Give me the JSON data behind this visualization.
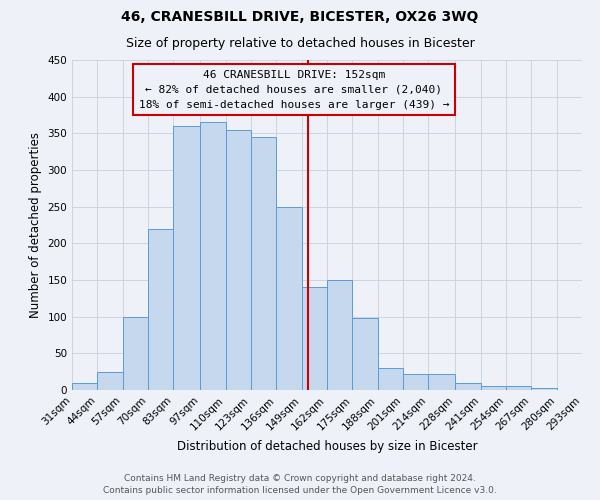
{
  "title": "46, CRANESBILL DRIVE, BICESTER, OX26 3WQ",
  "subtitle": "Size of property relative to detached houses in Bicester",
  "xlabel": "Distribution of detached houses by size in Bicester",
  "ylabel": "Number of detached properties",
  "bin_labels": [
    "31sqm",
    "44sqm",
    "57sqm",
    "70sqm",
    "83sqm",
    "97sqm",
    "110sqm",
    "123sqm",
    "136sqm",
    "149sqm",
    "162sqm",
    "175sqm",
    "188sqm",
    "201sqm",
    "214sqm",
    "228sqm",
    "241sqm",
    "254sqm",
    "267sqm",
    "280sqm",
    "293sqm"
  ],
  "bin_edges": [
    31,
    44,
    57,
    70,
    83,
    97,
    110,
    123,
    136,
    149,
    162,
    175,
    188,
    201,
    214,
    228,
    241,
    254,
    267,
    280,
    293
  ],
  "bar_heights": [
    10,
    25,
    100,
    220,
    360,
    365,
    355,
    345,
    250,
    140,
    150,
    98,
    30,
    22,
    22,
    10,
    5,
    5,
    3,
    0,
    2
  ],
  "bar_color": "#c5d8ed",
  "bar_edge_color": "#5b9bd5",
  "ylim": [
    0,
    450
  ],
  "yticks": [
    0,
    50,
    100,
    150,
    200,
    250,
    300,
    350,
    400,
    450
  ],
  "property_sqm": 152,
  "vline_color": "#cc0000",
  "annotation_line1": "46 CRANESBILL DRIVE: 152sqm",
  "annotation_line2": "← 82% of detached houses are smaller (2,040)",
  "annotation_line3": "18% of semi-detached houses are larger (439) →",
  "annotation_box_edge_color": "#cc0000",
  "footer_line1": "Contains HM Land Registry data © Crown copyright and database right 2024.",
  "footer_line2": "Contains public sector information licensed under the Open Government Licence v3.0.",
  "background_color": "#eef2f8",
  "title_fontsize": 10,
  "subtitle_fontsize": 9,
  "axis_label_fontsize": 8.5,
  "tick_fontsize": 7.5,
  "annotation_fontsize": 8,
  "footer_fontsize": 6.5
}
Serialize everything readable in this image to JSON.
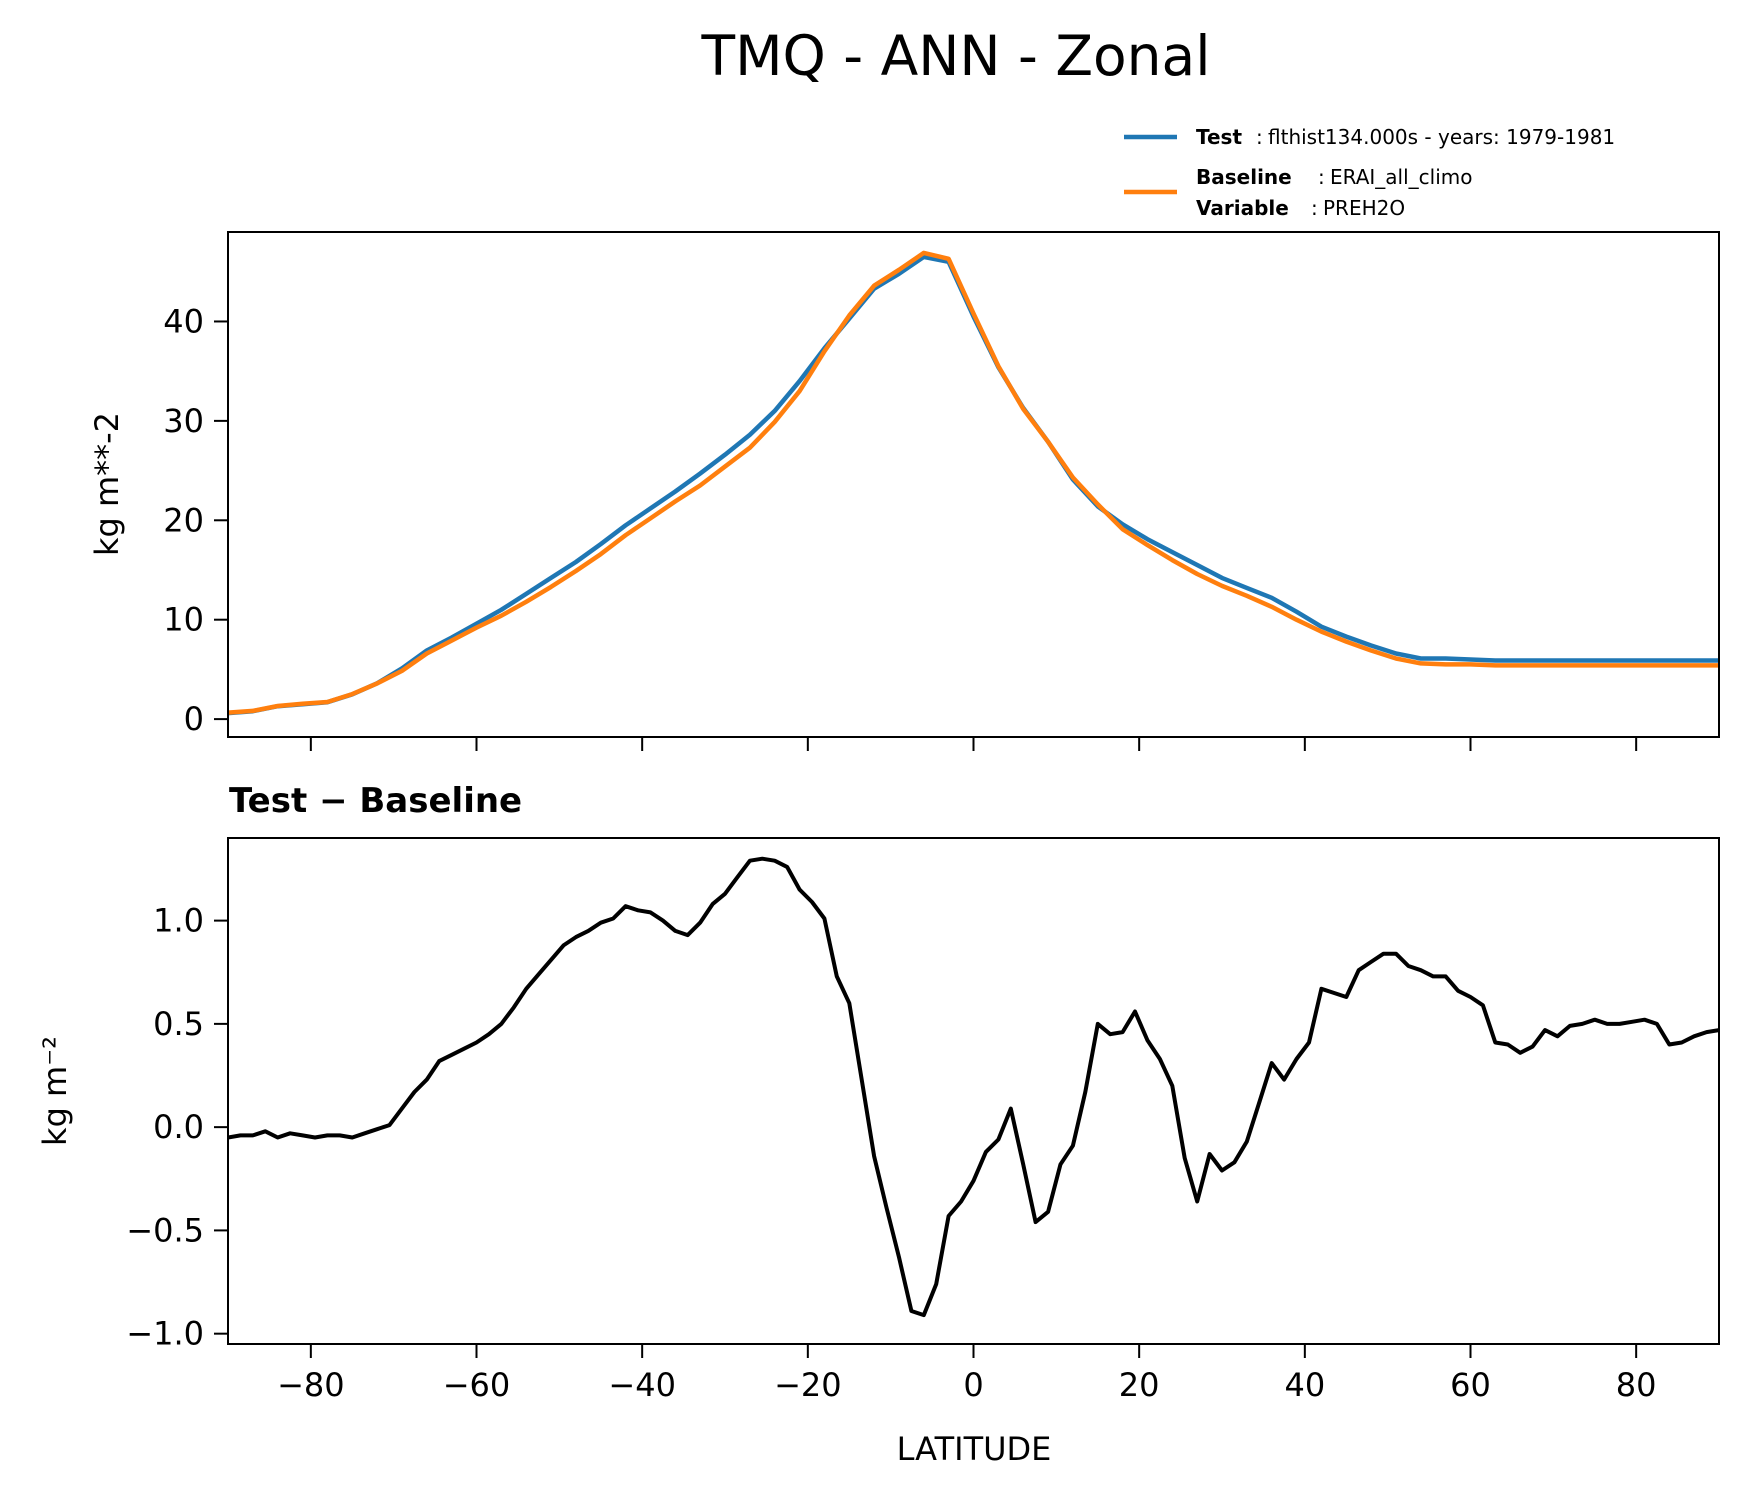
{
  "figure": {
    "title": "TMQ - ANN - Zonal"
  },
  "legend": {
    "test_key": "Test",
    "test_value": "flthist134.000s - years: 1979-1981",
    "baseline_key": "Baseline",
    "baseline_value": "ERAI_all_climo",
    "variable_key": "Variable",
    "variable_value": "PREH2O",
    "sep": ":"
  },
  "colors": {
    "test": "#1f77b4",
    "baseline": "#ff7f0e",
    "diff": "#000000"
  },
  "chart_data": [
    {
      "type": "line",
      "title": "",
      "xlabel": "",
      "ylabel": "kg m**-2",
      "xlim": [
        -90,
        90
      ],
      "ylim": [
        -1.8,
        49
      ],
      "xticks": [
        -80,
        -60,
        -40,
        -20,
        0,
        20,
        40,
        60,
        80
      ],
      "xtick_labels_shown": false,
      "yticks": [
        0,
        10,
        20,
        30,
        40
      ],
      "ytick_labels": [
        "0",
        "10",
        "20",
        "30",
        "40"
      ],
      "legend_position": "above-right",
      "x": [
        -90,
        -87,
        -84,
        -81,
        -78,
        -75,
        -72,
        -69,
        -66,
        -63,
        -60,
        -57,
        -54,
        -51,
        -48,
        -45,
        -42,
        -39,
        -36,
        -33,
        -30,
        -27,
        -24,
        -21,
        -18,
        -15,
        -12,
        -9,
        -6,
        -3,
        0,
        3,
        6,
        9,
        12,
        15,
        18,
        21,
        24,
        27,
        30,
        33,
        36,
        39,
        42,
        45,
        48,
        51,
        54,
        57,
        60,
        63,
        66,
        69,
        72,
        75,
        78,
        81,
        84,
        87,
        90
      ],
      "series": [
        {
          "name": "Test",
          "values": [
            0.6,
            0.8,
            1.3,
            1.5,
            1.7,
            2.5,
            3.6,
            5.1,
            6.9,
            8.2,
            9.6,
            11.0,
            12.6,
            14.2,
            15.8,
            17.6,
            19.5,
            21.2,
            22.9,
            24.7,
            26.6,
            28.6,
            31.0,
            34.0,
            37.3,
            40.3,
            43.3,
            44.8,
            46.5,
            46.0,
            40.5,
            35.4,
            31.3,
            27.9,
            24.1,
            21.4,
            19.6,
            18.1,
            16.8,
            15.5,
            14.2,
            13.2,
            12.2,
            10.8,
            9.3,
            8.3,
            7.4,
            6.6,
            6.1,
            6.1,
            6.0,
            5.9,
            5.9,
            5.9,
            5.9,
            5.9,
            5.9,
            5.9,
            5.9,
            5.9,
            5.9
          ]
        },
        {
          "name": "Baseline",
          "values": [
            0.65,
            0.83,
            1.32,
            1.55,
            1.72,
            2.52,
            3.59,
            4.85,
            6.6,
            7.9,
            9.2,
            10.4,
            11.8,
            13.3,
            14.9,
            16.6,
            18.5,
            20.2,
            21.9,
            23.5,
            25.4,
            27.3,
            29.9,
            33.0,
            37.0,
            40.6,
            43.6,
            45.2,
            46.9,
            46.3,
            40.8,
            35.5,
            31.2,
            27.9,
            24.3,
            21.6,
            19.1,
            17.5,
            16.0,
            14.6,
            13.4,
            12.4,
            11.3,
            10.0,
            8.8,
            7.8,
            6.9,
            6.1,
            5.6,
            5.5,
            5.5,
            5.4,
            5.4,
            5.4,
            5.4,
            5.4,
            5.4,
            5.4,
            5.4,
            5.4,
            5.4
          ]
        }
      ]
    },
    {
      "type": "line",
      "title": "Test − Baseline",
      "xlabel": "LATITUDE",
      "ylabel": "kg m⁻²",
      "xlim": [
        -90,
        90
      ],
      "ylim": [
        -1.05,
        1.4
      ],
      "xticks": [
        -80,
        -60,
        -40,
        -20,
        0,
        20,
        40,
        60,
        80
      ],
      "xtick_labels": [
        "−80",
        "−60",
        "−40",
        "−20",
        "0",
        "20",
        "40",
        "60",
        "80"
      ],
      "yticks": [
        -1.0,
        -0.5,
        0.0,
        0.5,
        1.0
      ],
      "ytick_labels": [
        "−1.0",
        "−0.5",
        "0.0",
        "0.5",
        "1.0"
      ],
      "x": [
        -90,
        -88.5,
        -87,
        -85.5,
        -84,
        -82.5,
        -81,
        -79.5,
        -78,
        -76.5,
        -75,
        -73.5,
        -72,
        -70.5,
        -69,
        -67.5,
        -66,
        -64.5,
        -63,
        -61.5,
        -60,
        -58.5,
        -57,
        -55.5,
        -54,
        -52.5,
        -51,
        -49.5,
        -48,
        -46.5,
        -45,
        -43.5,
        -42,
        -40.5,
        -39,
        -37.5,
        -36,
        -34.5,
        -33,
        -31.5,
        -30,
        -28.5,
        -27,
        -25.5,
        -24,
        -22.5,
        -21,
        -19.5,
        -18,
        -16.5,
        -15,
        -13.5,
        -12,
        -10.5,
        -9,
        -7.5,
        -6,
        -4.5,
        -3,
        -1.5,
        0,
        1.5,
        3,
        4.5,
        6,
        7.5,
        9,
        10.5,
        12,
        13.5,
        15,
        16.5,
        18,
        19.5,
        21,
        22.5,
        24,
        25.5,
        27,
        28.5,
        30,
        31.5,
        33,
        34.5,
        36,
        37.5,
        39,
        40.5,
        42,
        43.5,
        45,
        46.5,
        48,
        49.5,
        51,
        52.5,
        54,
        55.5,
        57,
        58.5,
        60,
        61.5,
        63,
        64.5,
        66,
        67.5,
        69,
        70.5,
        72,
        73.5,
        75,
        76.5,
        78,
        79.5,
        81,
        82.5,
        84,
        85.5,
        87,
        88.5,
        90
      ],
      "series": [
        {
          "name": "",
          "values": [
            -0.05,
            -0.04,
            -0.04,
            -0.02,
            -0.05,
            -0.03,
            -0.04,
            -0.05,
            -0.04,
            -0.04,
            -0.05,
            -0.03,
            -0.01,
            0.01,
            0.09,
            0.17,
            0.23,
            0.32,
            0.35,
            0.38,
            0.41,
            0.45,
            0.5,
            0.58,
            0.67,
            0.74,
            0.81,
            0.88,
            0.92,
            0.95,
            0.99,
            1.01,
            1.07,
            1.05,
            1.04,
            1.0,
            0.95,
            0.93,
            0.99,
            1.08,
            1.13,
            1.21,
            1.29,
            1.3,
            1.29,
            1.26,
            1.15,
            1.09,
            1.01,
            0.73,
            0.6,
            0.23,
            -0.14,
            -0.39,
            -0.63,
            -0.89,
            -0.91,
            -0.76,
            -0.43,
            -0.36,
            -0.26,
            -0.12,
            -0.06,
            0.09,
            -0.18,
            -0.46,
            -0.41,
            -0.18,
            -0.09,
            0.17,
            0.5,
            0.45,
            0.46,
            0.56,
            0.42,
            0.33,
            0.2,
            -0.15,
            -0.36,
            -0.13,
            -0.21,
            -0.17,
            -0.07,
            0.12,
            0.31,
            0.23,
            0.33,
            0.41,
            0.67,
            0.65,
            0.63,
            0.76,
            0.8,
            0.84,
            0.84,
            0.78,
            0.76,
            0.73,
            0.73,
            0.66,
            0.63,
            0.59,
            0.41,
            0.4,
            0.36,
            0.39,
            0.47,
            0.44,
            0.49,
            0.5,
            0.52,
            0.5,
            0.5,
            0.51,
            0.52,
            0.5,
            0.4,
            0.41,
            0.44,
            0.46,
            0.47
          ]
        }
      ]
    }
  ]
}
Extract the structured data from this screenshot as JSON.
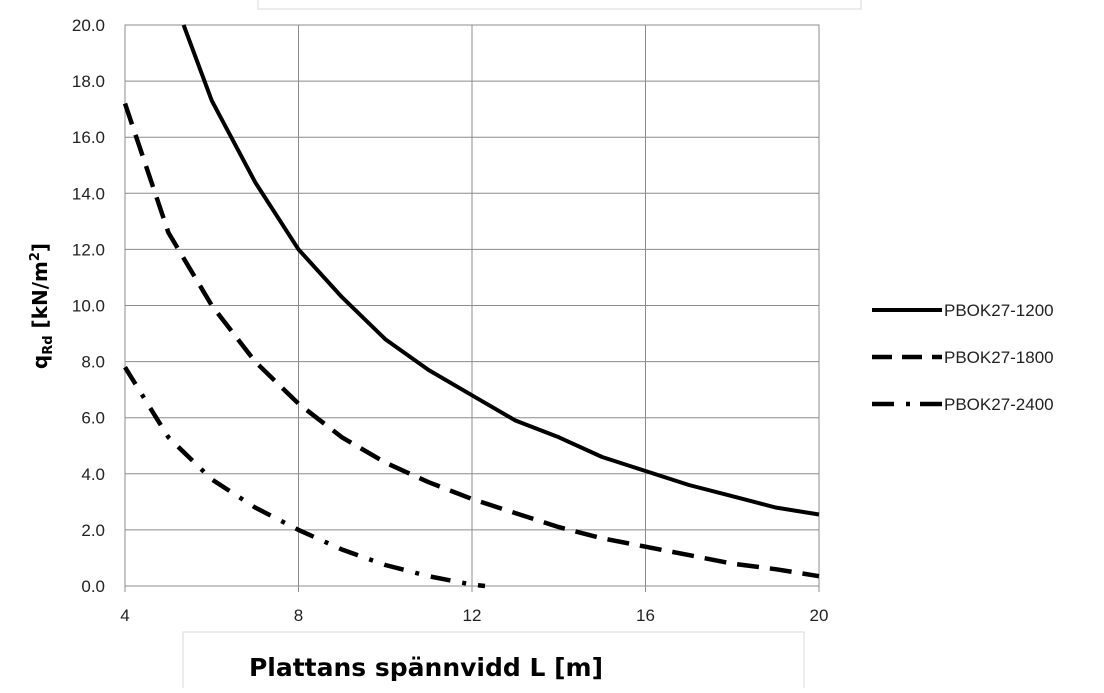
•••••
> [Challenge] Sift through the entries and copy every line with "houses".

> [Written response]
  "subtitle": "Size of property relative to detached houses in Bicester",
  "xlabel": "Distribution of detached houses by size in Bicester",
  "annotation_line2": "← 82% of detached houses are smaller (2,040)",
  "annotation_line3": "18% of semi-detached houses are larger (439) →",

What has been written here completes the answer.